== Dataset excerpts ==
##########

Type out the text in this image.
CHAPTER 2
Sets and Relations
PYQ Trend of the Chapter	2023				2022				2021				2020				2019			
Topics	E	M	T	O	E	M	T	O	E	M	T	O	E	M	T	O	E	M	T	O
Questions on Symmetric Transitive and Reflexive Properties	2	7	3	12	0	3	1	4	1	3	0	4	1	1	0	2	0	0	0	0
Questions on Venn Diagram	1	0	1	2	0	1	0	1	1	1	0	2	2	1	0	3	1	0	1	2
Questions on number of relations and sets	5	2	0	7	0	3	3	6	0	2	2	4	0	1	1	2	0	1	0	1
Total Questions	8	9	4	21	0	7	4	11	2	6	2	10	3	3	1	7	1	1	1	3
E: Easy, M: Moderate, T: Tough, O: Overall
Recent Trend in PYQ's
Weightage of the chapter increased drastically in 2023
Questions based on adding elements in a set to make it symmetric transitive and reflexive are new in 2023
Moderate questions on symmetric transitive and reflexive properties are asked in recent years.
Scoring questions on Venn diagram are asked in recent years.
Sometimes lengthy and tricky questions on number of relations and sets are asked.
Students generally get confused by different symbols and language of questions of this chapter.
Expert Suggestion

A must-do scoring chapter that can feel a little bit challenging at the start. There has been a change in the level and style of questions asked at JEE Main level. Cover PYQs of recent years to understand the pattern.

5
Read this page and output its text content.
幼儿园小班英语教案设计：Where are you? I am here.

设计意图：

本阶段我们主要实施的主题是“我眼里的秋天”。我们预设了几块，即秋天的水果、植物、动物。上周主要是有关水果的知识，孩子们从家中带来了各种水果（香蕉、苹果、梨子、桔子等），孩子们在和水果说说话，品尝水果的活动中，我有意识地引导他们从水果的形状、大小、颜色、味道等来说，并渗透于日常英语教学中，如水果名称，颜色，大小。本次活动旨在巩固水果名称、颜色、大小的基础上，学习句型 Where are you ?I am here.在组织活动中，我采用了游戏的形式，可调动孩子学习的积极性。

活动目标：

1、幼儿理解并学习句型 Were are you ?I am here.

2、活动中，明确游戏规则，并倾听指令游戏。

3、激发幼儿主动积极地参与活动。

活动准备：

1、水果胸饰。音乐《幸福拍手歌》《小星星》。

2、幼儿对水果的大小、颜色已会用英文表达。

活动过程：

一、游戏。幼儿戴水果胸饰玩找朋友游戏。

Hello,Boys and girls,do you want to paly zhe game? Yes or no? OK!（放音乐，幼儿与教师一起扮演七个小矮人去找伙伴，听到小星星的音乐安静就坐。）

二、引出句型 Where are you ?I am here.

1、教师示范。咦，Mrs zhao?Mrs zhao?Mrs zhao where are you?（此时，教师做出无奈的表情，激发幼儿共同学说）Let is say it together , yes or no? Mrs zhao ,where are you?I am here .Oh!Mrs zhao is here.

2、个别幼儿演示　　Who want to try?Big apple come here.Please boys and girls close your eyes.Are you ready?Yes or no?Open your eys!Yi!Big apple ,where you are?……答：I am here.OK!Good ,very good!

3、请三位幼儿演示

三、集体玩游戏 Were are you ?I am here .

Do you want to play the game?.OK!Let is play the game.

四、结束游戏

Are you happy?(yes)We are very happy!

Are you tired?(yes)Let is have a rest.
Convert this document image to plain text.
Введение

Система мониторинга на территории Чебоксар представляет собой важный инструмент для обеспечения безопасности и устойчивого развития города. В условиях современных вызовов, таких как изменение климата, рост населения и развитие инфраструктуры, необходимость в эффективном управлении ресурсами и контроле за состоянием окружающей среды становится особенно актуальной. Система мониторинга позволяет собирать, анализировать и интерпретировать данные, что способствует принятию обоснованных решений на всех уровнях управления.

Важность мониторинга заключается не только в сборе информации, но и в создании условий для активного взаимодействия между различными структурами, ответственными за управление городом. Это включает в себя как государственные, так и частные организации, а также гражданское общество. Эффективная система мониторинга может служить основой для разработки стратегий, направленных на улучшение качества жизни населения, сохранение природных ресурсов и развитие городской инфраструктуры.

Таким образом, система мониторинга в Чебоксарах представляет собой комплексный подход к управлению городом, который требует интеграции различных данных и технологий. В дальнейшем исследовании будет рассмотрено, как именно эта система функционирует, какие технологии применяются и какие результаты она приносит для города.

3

##########

== Objective ==
From the listing above, collect every line that mentions the word "Were".

== Task answer ==
1、幼儿理解并学习句型 Were are you ?I am here.
三、集体玩游戏 Were are you ?I am here .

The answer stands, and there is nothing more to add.